Supplied material:
— BEGIN —
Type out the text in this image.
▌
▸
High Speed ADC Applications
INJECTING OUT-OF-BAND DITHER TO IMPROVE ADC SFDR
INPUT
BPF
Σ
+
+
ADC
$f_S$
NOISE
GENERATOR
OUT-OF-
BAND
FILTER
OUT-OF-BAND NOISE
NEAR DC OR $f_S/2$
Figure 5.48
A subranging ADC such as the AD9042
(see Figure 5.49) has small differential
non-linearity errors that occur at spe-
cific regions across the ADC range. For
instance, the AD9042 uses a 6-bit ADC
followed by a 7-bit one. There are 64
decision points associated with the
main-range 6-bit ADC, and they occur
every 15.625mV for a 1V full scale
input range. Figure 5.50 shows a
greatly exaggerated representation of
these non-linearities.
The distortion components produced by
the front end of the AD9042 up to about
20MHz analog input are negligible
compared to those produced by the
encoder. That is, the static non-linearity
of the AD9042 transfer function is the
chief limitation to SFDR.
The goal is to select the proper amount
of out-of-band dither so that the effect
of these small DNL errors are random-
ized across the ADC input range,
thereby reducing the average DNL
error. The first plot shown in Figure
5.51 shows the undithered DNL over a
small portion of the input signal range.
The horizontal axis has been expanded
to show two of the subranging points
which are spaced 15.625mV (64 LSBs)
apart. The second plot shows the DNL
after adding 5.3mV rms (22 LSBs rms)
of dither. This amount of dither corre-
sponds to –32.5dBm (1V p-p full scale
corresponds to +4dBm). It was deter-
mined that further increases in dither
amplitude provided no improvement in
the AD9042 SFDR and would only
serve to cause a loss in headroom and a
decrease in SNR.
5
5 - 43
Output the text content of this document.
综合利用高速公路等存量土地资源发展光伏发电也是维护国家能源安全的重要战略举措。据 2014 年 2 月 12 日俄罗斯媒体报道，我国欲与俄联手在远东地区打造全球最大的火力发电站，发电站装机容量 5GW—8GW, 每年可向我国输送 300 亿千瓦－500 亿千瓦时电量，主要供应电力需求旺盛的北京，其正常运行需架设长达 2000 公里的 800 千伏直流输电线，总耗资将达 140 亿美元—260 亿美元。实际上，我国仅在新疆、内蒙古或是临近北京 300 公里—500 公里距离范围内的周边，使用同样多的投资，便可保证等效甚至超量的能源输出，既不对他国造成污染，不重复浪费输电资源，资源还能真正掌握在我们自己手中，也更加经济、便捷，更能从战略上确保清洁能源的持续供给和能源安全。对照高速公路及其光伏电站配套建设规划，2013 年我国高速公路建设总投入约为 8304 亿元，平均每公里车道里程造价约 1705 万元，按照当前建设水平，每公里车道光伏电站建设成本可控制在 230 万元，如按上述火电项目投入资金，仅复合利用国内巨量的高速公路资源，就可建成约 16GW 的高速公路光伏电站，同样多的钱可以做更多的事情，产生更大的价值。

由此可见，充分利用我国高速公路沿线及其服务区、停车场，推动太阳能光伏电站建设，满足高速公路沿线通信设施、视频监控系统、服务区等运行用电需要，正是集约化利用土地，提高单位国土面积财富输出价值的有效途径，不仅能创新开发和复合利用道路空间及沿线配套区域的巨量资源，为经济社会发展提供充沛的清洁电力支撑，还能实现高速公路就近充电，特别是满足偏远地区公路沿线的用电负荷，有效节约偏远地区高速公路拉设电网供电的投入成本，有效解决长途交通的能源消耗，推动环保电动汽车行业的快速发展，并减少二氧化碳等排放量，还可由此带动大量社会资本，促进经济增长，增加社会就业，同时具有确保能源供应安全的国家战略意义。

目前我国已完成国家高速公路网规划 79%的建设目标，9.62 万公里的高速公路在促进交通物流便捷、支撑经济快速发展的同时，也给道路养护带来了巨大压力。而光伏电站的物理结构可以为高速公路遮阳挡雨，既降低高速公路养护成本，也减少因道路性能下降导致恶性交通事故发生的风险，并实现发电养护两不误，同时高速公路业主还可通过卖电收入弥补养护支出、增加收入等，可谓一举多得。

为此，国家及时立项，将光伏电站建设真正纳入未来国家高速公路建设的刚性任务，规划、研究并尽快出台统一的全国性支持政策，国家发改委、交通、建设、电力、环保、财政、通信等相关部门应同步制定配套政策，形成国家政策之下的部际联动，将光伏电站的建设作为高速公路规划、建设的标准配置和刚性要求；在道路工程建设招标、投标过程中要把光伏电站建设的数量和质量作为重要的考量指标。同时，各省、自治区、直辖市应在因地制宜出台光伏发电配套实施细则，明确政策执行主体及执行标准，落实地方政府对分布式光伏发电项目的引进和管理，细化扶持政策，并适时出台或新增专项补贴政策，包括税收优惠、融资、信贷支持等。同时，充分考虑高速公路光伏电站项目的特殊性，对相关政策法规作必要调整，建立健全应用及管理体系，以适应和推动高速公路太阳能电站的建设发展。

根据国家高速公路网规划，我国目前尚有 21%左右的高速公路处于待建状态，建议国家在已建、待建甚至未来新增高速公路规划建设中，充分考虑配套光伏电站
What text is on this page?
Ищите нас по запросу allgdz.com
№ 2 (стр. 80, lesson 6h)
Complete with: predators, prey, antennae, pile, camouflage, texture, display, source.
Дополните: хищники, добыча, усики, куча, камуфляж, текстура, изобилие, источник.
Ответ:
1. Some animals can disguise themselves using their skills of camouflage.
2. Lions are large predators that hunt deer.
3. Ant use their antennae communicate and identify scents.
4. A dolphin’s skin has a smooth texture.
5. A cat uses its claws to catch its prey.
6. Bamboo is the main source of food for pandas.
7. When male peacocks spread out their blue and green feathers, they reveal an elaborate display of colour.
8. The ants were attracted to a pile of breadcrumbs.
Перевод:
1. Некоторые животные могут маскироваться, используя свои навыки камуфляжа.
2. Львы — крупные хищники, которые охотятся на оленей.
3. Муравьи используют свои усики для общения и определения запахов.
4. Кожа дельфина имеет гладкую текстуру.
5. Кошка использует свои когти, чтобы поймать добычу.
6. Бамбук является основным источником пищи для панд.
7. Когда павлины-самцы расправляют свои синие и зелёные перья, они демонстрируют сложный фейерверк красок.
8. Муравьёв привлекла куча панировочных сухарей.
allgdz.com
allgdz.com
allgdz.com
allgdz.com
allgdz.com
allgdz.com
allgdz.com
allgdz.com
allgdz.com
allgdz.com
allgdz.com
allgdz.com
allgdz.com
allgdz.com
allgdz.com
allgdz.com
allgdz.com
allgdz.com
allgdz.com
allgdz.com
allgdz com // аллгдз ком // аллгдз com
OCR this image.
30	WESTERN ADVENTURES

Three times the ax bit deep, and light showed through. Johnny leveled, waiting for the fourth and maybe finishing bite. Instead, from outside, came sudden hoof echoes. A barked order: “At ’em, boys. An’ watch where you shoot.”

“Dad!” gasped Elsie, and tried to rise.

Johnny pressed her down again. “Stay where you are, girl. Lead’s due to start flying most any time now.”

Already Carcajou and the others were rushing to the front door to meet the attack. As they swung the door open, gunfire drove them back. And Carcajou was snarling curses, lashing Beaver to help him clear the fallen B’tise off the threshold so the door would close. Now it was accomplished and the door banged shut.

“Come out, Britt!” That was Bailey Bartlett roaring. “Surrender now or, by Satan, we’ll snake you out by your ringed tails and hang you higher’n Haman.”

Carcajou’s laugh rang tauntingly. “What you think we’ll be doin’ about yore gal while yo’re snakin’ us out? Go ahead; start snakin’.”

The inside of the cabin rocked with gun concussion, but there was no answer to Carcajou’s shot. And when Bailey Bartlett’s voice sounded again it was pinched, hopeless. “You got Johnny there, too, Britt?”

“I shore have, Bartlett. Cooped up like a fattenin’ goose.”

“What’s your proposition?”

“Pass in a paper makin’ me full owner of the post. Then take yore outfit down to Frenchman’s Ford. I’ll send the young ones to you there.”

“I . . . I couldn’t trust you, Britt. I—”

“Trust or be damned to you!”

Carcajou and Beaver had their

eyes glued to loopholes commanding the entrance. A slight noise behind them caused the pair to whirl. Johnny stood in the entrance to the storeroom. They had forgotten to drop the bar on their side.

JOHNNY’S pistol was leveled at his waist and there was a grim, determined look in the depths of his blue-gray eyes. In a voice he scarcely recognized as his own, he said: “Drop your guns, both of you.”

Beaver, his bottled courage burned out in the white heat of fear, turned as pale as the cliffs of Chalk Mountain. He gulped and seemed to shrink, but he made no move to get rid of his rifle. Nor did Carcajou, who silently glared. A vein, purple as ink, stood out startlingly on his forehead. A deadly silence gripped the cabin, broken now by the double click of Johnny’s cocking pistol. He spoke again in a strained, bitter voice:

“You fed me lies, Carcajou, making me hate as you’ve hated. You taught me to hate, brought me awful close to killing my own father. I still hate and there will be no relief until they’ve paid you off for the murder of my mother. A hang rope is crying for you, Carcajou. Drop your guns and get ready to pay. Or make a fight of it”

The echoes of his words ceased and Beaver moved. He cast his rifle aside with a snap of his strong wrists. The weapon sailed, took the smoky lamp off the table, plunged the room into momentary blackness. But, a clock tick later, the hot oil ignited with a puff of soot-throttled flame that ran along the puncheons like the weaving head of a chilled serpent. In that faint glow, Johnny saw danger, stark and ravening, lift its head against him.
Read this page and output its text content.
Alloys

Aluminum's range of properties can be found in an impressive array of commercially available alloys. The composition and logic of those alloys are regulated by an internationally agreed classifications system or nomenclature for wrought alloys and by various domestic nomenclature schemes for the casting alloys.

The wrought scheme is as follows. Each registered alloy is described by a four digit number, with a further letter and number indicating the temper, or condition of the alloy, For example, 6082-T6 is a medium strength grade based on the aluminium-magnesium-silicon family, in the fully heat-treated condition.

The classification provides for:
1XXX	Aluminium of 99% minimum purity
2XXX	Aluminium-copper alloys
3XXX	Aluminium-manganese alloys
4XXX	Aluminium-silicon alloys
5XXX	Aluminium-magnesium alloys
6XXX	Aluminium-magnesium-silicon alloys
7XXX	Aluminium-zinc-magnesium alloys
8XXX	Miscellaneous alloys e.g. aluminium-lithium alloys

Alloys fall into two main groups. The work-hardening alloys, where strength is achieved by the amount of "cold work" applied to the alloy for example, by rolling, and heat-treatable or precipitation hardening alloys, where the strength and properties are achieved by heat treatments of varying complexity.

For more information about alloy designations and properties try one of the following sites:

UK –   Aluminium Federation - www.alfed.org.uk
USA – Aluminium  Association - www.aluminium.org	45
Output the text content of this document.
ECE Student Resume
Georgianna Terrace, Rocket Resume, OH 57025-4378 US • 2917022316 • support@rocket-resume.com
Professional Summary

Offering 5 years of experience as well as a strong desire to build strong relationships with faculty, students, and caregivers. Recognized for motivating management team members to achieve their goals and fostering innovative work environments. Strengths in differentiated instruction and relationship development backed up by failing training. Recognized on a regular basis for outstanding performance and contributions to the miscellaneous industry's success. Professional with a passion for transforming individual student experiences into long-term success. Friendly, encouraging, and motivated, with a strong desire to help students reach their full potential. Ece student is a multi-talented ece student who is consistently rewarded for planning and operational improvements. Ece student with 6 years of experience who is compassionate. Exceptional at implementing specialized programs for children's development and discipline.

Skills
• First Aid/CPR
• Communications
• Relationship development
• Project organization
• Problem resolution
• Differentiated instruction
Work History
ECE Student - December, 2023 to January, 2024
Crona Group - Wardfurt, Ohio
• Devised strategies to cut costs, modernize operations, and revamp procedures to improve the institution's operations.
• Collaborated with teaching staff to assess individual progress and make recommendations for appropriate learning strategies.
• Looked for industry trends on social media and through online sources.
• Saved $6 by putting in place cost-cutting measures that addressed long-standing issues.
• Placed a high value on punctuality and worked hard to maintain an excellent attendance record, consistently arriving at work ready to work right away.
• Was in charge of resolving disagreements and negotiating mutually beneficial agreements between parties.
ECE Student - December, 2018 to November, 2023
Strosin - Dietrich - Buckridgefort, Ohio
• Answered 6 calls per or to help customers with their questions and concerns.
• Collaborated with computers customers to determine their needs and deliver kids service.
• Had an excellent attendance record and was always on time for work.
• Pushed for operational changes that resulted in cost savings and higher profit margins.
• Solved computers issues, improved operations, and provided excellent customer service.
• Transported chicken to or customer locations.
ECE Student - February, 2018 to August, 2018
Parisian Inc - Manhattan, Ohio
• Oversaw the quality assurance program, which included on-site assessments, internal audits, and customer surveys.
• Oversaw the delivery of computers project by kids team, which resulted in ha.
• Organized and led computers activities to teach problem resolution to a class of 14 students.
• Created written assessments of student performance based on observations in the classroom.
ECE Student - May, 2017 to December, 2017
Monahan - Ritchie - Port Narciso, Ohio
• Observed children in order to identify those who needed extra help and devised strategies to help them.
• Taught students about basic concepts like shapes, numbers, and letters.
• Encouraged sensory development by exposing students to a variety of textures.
— END —
Problem statement: Search the data above for lines holding "properties" and copy each of them.

Result of the task:
Aluminum's range of properties can be found in an impressive array of commercially available alloys. The composition and logic of those alloys are regulated by an internationally agreed classifications system or nomenclature for wrought alloys and by various domestic nomenclature schemes for the casting alloys.
Alloys fall into two main groups. The work-hardening alloys, where strength is achieved by the amount of "cold work" applied to the alloy for example, by rolling, and heat-treatable or precipitation hardening alloys, where the strength and properties are achieved by heat treatments of varying complexity.
For more information about alloy designations and properties try one of the following sites:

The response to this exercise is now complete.